> **Written request**
Extract every line of the rows below and reproduce each one verbatim, with no changes.

Stored data entries:
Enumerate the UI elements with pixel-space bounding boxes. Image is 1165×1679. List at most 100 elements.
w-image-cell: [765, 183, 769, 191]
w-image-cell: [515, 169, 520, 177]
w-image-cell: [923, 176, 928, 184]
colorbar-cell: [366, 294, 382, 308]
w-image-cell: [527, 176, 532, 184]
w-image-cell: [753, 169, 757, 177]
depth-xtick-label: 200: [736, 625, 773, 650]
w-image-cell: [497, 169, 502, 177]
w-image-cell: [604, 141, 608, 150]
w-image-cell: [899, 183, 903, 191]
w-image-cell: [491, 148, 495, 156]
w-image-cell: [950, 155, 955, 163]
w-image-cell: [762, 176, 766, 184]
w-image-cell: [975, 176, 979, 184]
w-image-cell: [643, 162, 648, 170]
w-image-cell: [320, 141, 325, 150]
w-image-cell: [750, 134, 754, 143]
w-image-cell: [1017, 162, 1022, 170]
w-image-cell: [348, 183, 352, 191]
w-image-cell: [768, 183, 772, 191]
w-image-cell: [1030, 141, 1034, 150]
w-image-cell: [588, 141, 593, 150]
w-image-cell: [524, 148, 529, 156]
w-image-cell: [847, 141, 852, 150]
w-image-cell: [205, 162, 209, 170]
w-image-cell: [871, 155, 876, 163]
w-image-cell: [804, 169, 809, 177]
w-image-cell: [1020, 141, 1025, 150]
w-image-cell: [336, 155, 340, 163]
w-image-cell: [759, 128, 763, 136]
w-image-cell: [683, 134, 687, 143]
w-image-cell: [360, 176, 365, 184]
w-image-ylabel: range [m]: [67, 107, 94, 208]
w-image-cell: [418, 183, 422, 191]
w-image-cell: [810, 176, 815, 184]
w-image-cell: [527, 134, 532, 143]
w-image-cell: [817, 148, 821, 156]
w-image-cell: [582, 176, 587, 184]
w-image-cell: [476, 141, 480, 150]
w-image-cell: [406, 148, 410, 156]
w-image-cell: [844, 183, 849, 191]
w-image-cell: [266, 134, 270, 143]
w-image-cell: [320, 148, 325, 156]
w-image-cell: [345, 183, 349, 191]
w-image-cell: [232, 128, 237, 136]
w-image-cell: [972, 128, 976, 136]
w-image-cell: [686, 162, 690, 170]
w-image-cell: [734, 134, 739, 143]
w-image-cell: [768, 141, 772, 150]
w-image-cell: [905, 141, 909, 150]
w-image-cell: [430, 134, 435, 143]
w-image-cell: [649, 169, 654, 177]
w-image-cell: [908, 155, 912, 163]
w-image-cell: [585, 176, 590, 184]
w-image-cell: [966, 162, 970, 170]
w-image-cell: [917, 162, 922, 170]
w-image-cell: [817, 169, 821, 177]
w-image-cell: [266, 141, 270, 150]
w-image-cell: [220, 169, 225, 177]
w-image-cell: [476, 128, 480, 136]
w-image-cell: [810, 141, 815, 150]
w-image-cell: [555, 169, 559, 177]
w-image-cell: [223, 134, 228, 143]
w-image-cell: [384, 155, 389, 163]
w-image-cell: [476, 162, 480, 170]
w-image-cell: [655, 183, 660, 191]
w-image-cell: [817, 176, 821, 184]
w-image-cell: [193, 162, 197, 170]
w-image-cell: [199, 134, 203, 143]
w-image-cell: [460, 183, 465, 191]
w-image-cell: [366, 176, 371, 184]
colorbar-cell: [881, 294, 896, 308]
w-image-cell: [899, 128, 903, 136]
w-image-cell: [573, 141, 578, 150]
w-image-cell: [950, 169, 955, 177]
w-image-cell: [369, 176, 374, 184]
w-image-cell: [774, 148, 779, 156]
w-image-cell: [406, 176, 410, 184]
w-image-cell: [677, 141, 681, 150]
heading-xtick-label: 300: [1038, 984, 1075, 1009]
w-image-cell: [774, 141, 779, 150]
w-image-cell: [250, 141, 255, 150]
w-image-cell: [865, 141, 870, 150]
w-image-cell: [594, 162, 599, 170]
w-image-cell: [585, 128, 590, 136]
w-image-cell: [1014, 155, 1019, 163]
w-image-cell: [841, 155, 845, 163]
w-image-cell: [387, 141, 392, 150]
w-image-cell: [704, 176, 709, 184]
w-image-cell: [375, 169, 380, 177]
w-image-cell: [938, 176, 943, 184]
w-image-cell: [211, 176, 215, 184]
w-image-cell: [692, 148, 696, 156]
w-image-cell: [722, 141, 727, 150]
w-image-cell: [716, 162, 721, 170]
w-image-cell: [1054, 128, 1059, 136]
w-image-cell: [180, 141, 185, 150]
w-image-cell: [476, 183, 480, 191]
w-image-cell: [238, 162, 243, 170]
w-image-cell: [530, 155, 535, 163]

> **Task result**
Enumerate the UI elements with pixel-space bounding boxes. Image is 1165×1679. List at most 100 elements.
w-image-cell: [765, 183, 769, 191]
w-image-cell: [515, 169, 520, 177]
w-image-cell: [923, 176, 928, 184]
colorbar-cell: [366, 294, 382, 308]
w-image-cell: [527, 176, 532, 184]
w-image-cell: [753, 169, 757, 177]
depth-xtick-label: 200: [736, 625, 773, 650]
w-image-cell: [497, 169, 502, 177]
w-image-cell: [604, 141, 608, 150]
w-image-cell: [899, 183, 903, 191]
w-image-cell: [491, 148, 495, 156]
w-image-cell: [950, 155, 955, 163]
w-image-cell: [762, 176, 766, 184]
w-image-cell: [975, 176, 979, 184]
w-image-cell: [643, 162, 648, 170]
w-image-cell: [320, 141, 325, 150]
w-image-cell: [750, 134, 754, 143]
w-image-cell: [1017, 162, 1022, 170]
w-image-cell: [348, 183, 352, 191]
w-image-cell: [768, 183, 772, 191]
w-image-cell: [1030, 141, 1034, 150]
w-image-cell: [588, 141, 593, 150]
w-image-cell: [524, 148, 529, 156]
w-image-cell: [847, 141, 852, 150]
w-image-cell: [205, 162, 209, 170]
w-image-cell: [871, 155, 876, 163]
w-image-cell: [804, 169, 809, 177]
w-image-cell: [1020, 141, 1025, 150]
w-image-cell: [336, 155, 340, 163]
w-image-cell: [759, 128, 763, 136]
w-image-cell: [683, 134, 687, 143]
w-image-cell: [360, 176, 365, 184]
w-image-ylabel: range [m]: [67, 107, 94, 208]
w-image-cell: [418, 183, 422, 191]
w-image-cell: [810, 176, 815, 184]
w-image-cell: [527, 134, 532, 143]
w-image-cell: [817, 148, 821, 156]
w-image-cell: [582, 176, 587, 184]
w-image-cell: [476, 141, 480, 150]
w-image-cell: [406, 148, 410, 156]
w-image-cell: [844, 183, 849, 191]
w-image-cell: [266, 134, 270, 143]
w-image-cell: [320, 148, 325, 156]
w-image-cell: [345, 183, 349, 191]
w-image-cell: [232, 128, 237, 136]
w-image-cell: [972, 128, 976, 136]
w-image-cell: [686, 162, 690, 170]
w-image-cell: [734, 134, 739, 143]
w-image-cell: [768, 141, 772, 150]
w-image-cell: [905, 141, 909, 150]
w-image-cell: [430, 134, 435, 143]
w-image-cell: [649, 169, 654, 177]
w-image-cell: [908, 155, 912, 163]
w-image-cell: [585, 176, 590, 184]
w-image-cell: [966, 162, 970, 170]
w-image-cell: [917, 162, 922, 170]
w-image-cell: [817, 169, 821, 177]
w-image-cell: [266, 141, 270, 150]
w-image-cell: [220, 169, 225, 177]
w-image-cell: [476, 128, 480, 136]
w-image-cell: [810, 141, 815, 150]
w-image-cell: [555, 169, 559, 177]
w-image-cell: [223, 134, 228, 143]
w-image-cell: [384, 155, 389, 163]
w-image-cell: [476, 162, 480, 170]
w-image-cell: [655, 183, 660, 191]
w-image-cell: [817, 176, 821, 184]
w-image-cell: [193, 162, 197, 170]
w-image-cell: [199, 134, 203, 143]
w-image-cell: [460, 183, 465, 191]
w-image-cell: [366, 176, 371, 184]
colorbar-cell: [881, 294, 896, 308]
w-image-cell: [899, 128, 903, 136]
w-image-cell: [573, 141, 578, 150]
w-image-cell: [950, 169, 955, 177]
w-image-cell: [369, 176, 374, 184]
w-image-cell: [774, 148, 779, 156]
w-image-cell: [406, 176, 410, 184]
w-image-cell: [677, 141, 681, 150]
heading-xtick-label: 300: [1038, 984, 1075, 1009]
w-image-cell: [774, 141, 779, 150]
w-image-cell: [250, 141, 255, 150]
w-image-cell: [865, 141, 870, 150]
w-image-cell: [594, 162, 599, 170]
w-image-cell: [585, 128, 590, 136]
w-image-cell: [1014, 155, 1019, 163]
w-image-cell: [841, 155, 845, 163]
w-image-cell: [387, 141, 392, 150]
w-image-cell: [704, 176, 709, 184]
w-image-cell: [375, 169, 380, 177]
w-image-cell: [938, 176, 943, 184]
w-image-cell: [211, 176, 215, 184]
w-image-cell: [692, 148, 696, 156]
w-image-cell: [722, 141, 727, 150]
w-image-cell: [716, 162, 721, 170]
w-image-cell: [1054, 128, 1059, 136]
w-image-cell: [180, 141, 185, 150]
w-image-cell: [476, 183, 480, 191]
w-image-cell: [238, 162, 243, 170]
w-image-cell: [530, 155, 535, 163]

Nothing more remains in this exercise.